• [Exercise goal] Reply with nothing except the number of lines that contain the word "icon".

⁂

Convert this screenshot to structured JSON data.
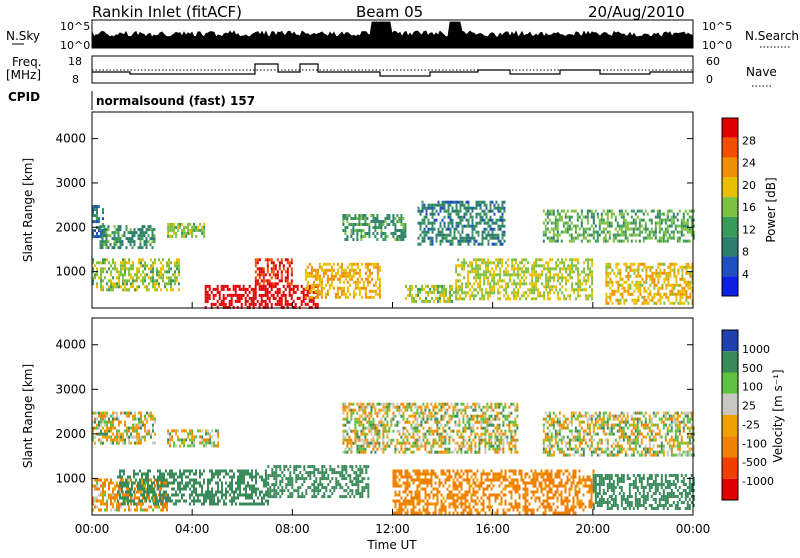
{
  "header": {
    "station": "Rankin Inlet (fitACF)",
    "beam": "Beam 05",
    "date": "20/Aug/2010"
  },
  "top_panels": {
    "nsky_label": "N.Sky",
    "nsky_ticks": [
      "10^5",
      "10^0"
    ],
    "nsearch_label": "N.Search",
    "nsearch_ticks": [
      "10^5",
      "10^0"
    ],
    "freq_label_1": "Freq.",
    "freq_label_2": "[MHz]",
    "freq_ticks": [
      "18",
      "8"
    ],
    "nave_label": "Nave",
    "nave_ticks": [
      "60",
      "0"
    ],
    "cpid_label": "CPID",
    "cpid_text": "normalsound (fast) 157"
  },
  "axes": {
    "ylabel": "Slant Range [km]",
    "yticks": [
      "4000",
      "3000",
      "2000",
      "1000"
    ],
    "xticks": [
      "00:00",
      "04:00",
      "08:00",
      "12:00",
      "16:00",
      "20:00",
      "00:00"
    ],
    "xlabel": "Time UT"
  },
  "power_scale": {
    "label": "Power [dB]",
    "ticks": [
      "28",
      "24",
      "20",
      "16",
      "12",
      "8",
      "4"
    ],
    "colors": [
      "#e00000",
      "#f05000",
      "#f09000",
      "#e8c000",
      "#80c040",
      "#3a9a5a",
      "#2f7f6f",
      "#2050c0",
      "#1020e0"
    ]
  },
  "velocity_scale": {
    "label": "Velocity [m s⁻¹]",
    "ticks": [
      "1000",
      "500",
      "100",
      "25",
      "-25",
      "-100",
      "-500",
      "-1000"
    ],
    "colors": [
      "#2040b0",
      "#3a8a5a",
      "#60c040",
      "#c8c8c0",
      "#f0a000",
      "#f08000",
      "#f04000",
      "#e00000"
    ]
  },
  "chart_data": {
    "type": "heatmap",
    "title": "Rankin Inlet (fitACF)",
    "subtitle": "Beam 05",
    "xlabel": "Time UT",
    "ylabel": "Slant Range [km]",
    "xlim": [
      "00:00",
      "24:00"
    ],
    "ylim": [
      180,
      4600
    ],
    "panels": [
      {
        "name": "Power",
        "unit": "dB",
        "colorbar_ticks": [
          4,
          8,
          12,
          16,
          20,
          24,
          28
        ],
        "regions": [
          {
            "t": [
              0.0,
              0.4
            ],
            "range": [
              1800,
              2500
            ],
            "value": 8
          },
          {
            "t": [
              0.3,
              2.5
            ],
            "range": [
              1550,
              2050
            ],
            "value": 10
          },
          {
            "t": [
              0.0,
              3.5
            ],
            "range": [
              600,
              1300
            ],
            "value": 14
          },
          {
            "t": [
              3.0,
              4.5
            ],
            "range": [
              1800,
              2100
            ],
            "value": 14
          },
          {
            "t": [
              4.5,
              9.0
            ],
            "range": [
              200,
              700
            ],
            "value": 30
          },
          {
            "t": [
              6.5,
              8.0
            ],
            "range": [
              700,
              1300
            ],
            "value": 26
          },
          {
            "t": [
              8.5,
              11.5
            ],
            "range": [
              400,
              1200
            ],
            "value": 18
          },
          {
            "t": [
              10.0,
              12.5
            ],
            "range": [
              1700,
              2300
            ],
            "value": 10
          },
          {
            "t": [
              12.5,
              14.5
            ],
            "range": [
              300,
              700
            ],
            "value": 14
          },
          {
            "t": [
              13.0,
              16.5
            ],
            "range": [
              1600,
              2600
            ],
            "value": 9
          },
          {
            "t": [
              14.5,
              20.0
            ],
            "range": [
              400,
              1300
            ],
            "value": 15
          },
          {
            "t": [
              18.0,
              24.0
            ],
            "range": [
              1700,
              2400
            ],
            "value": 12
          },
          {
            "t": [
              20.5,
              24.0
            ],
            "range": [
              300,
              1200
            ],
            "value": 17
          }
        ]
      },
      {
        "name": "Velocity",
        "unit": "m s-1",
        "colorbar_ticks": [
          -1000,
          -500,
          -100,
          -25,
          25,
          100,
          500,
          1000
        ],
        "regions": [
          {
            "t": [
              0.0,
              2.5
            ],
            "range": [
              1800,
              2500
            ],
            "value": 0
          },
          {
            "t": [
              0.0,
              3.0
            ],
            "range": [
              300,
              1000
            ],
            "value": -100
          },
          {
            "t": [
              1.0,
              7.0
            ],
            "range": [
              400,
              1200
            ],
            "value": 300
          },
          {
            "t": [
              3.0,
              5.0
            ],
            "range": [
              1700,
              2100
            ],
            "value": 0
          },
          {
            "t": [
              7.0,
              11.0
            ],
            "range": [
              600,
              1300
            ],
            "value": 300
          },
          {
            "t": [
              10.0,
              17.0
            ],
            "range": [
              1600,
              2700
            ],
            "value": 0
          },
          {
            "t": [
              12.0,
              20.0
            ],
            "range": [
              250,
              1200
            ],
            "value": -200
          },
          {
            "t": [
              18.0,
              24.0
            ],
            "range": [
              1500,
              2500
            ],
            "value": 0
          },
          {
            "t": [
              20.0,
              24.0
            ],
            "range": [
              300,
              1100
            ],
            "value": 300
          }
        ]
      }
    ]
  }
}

⁂

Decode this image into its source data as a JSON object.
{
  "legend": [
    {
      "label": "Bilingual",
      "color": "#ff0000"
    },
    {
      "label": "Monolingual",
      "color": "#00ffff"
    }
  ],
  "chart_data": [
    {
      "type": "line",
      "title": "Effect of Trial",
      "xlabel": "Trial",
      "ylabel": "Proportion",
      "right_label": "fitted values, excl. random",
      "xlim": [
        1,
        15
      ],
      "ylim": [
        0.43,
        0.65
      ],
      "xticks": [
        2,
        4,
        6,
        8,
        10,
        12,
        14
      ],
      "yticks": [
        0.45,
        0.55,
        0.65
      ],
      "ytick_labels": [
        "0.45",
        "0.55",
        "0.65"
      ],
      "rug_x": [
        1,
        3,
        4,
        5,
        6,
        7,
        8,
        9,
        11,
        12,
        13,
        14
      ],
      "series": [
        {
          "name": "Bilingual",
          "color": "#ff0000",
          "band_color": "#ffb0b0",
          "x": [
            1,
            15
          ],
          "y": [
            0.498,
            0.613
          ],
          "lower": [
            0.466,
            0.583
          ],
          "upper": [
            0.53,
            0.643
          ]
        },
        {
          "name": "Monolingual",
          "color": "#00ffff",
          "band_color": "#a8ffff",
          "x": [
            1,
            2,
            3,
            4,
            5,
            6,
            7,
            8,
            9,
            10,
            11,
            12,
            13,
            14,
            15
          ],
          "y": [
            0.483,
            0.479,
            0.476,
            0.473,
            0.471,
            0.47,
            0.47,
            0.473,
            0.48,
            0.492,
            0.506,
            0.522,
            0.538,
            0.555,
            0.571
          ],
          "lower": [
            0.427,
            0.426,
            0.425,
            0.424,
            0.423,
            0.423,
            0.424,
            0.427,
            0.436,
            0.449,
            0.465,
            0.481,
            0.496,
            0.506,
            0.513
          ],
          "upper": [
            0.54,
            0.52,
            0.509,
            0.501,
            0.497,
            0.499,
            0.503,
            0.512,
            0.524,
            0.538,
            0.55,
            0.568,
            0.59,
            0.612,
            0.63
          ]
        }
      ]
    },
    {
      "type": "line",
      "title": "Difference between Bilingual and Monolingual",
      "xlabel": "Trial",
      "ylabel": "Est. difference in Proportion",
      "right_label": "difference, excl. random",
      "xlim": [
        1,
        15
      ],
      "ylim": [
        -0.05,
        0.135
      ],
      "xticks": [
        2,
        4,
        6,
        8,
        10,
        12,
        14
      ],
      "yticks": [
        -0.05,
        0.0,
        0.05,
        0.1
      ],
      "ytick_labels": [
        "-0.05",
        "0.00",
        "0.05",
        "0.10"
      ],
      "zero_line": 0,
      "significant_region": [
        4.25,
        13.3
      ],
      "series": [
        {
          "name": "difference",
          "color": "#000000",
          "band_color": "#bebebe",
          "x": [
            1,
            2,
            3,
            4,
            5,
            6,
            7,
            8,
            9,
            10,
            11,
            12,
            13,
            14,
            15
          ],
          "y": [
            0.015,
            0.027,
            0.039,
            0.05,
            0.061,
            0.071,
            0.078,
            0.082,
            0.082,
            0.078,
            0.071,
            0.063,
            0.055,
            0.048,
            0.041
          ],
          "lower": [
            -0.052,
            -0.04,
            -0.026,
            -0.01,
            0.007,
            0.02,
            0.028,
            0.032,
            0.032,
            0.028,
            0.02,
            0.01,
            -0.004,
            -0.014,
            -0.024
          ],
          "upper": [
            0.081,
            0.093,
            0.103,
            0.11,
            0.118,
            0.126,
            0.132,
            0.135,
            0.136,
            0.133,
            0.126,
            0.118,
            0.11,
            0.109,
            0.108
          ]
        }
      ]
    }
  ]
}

⁂

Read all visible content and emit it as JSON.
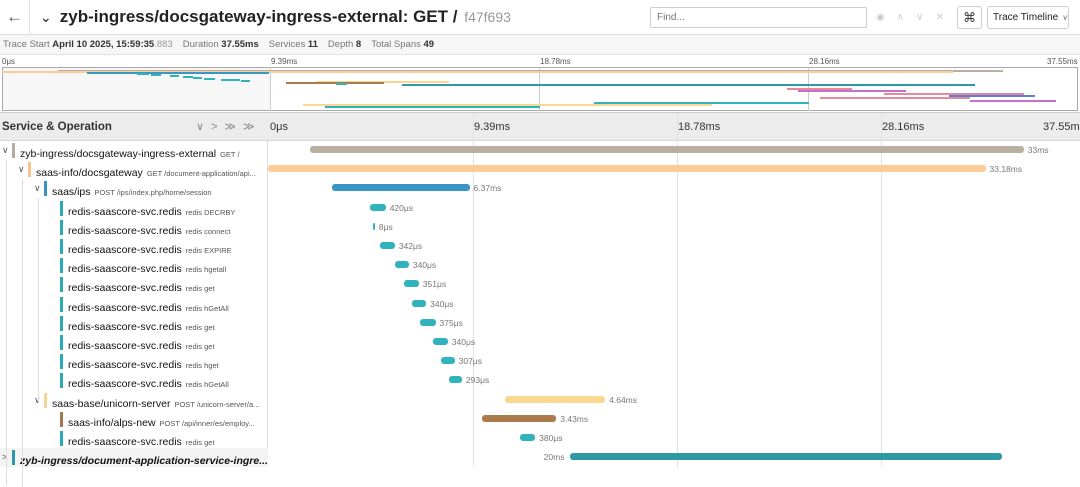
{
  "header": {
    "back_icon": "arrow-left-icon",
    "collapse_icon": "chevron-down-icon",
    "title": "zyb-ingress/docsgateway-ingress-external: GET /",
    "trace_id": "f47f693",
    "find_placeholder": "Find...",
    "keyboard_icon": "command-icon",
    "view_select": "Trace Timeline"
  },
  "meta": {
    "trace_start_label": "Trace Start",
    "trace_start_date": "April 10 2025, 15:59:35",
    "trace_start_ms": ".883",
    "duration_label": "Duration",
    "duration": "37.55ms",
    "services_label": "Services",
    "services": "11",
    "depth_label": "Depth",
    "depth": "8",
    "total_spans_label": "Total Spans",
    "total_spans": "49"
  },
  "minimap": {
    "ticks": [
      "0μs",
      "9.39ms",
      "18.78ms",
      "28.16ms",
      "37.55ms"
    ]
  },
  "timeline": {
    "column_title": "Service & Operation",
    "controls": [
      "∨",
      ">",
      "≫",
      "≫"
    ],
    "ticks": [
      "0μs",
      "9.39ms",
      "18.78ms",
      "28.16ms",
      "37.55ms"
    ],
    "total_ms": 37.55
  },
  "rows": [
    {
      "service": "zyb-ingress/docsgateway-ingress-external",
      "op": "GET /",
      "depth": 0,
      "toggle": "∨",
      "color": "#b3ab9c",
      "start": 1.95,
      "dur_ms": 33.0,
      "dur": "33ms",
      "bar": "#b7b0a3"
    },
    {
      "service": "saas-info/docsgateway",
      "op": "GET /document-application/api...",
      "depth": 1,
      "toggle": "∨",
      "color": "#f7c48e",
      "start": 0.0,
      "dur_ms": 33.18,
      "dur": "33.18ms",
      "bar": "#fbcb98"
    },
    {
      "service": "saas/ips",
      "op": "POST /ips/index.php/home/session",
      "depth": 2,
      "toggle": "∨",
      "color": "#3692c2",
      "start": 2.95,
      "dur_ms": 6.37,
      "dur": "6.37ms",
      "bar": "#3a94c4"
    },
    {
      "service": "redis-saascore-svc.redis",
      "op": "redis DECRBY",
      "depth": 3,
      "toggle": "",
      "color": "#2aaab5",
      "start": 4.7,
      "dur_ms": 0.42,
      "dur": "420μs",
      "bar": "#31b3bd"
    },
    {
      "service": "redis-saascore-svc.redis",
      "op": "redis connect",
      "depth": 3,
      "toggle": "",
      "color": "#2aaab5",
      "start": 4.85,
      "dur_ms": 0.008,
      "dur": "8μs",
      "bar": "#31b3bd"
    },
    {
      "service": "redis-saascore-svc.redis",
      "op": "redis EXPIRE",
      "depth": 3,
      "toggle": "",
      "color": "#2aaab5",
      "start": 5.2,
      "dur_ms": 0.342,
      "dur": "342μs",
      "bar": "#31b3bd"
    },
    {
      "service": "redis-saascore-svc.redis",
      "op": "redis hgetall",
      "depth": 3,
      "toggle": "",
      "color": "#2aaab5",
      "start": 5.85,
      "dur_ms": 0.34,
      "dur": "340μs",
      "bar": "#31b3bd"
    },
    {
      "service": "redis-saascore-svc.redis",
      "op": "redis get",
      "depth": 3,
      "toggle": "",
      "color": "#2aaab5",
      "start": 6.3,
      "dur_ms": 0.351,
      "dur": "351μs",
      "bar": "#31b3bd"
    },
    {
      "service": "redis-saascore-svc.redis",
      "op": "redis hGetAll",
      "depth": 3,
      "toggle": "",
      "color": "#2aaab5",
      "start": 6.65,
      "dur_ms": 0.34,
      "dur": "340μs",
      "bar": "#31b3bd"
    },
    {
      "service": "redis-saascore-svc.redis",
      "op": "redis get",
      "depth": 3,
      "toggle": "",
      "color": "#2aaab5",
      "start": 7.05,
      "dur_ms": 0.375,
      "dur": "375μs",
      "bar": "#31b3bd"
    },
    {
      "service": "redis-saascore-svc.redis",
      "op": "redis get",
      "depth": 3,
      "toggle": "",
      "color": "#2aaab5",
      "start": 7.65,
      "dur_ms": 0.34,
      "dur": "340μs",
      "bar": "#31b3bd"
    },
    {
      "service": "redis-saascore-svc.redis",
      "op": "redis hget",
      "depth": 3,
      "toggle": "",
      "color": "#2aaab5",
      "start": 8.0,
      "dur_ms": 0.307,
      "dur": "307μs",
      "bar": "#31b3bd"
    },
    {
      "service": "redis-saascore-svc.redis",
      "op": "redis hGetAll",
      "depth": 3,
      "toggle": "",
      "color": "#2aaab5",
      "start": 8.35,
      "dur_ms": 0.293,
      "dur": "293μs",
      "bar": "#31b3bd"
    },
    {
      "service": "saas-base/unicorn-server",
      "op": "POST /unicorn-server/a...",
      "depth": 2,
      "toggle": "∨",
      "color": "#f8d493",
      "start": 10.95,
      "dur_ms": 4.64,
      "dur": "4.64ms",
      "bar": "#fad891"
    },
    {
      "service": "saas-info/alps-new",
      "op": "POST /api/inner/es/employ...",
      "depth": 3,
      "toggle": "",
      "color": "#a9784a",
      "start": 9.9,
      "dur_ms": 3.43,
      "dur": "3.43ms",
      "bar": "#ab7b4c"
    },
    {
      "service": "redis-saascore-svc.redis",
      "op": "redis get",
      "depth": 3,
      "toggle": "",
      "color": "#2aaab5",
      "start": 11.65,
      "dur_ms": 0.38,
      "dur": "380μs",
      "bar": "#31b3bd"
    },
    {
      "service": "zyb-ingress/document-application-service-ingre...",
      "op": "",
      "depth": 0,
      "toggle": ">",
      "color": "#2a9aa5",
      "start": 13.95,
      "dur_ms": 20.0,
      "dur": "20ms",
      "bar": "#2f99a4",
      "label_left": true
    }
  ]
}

⁂

• [Written response] 3